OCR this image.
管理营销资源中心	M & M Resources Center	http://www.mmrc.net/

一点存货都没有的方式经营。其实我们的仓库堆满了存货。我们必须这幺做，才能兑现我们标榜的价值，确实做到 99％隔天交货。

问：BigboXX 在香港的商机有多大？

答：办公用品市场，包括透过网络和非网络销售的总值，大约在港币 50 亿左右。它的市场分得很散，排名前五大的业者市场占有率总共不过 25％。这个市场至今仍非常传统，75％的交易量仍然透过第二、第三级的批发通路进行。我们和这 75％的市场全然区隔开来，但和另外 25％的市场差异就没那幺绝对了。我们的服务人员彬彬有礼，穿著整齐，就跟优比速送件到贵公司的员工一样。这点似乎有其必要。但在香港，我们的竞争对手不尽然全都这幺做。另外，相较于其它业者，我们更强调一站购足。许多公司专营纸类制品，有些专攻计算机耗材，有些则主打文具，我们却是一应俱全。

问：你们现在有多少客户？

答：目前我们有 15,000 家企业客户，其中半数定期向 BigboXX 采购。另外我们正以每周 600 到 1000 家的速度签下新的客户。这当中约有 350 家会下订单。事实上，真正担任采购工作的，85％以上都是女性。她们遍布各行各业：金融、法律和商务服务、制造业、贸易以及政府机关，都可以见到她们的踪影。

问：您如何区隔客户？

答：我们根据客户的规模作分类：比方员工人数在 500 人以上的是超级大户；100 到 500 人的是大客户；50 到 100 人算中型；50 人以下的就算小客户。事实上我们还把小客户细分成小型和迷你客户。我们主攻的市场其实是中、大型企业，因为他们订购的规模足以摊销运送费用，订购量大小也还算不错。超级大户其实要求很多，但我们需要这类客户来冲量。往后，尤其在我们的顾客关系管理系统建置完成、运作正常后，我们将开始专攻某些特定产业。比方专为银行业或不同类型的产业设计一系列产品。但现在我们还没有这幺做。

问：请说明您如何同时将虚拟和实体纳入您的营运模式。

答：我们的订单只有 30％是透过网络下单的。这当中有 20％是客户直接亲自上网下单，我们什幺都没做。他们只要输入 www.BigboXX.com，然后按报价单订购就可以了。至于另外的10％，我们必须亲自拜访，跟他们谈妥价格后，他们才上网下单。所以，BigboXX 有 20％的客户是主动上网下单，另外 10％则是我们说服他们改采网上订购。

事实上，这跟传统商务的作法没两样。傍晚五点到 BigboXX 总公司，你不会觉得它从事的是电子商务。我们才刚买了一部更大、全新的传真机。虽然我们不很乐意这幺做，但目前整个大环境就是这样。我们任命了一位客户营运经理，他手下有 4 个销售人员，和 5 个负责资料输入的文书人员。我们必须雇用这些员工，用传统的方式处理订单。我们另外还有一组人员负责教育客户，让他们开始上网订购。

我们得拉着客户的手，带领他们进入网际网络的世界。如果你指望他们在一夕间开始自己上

- - - - -

Write only the number of lines in the data above that include "BigboXX".

**OUTPUT OF THE TASK**
4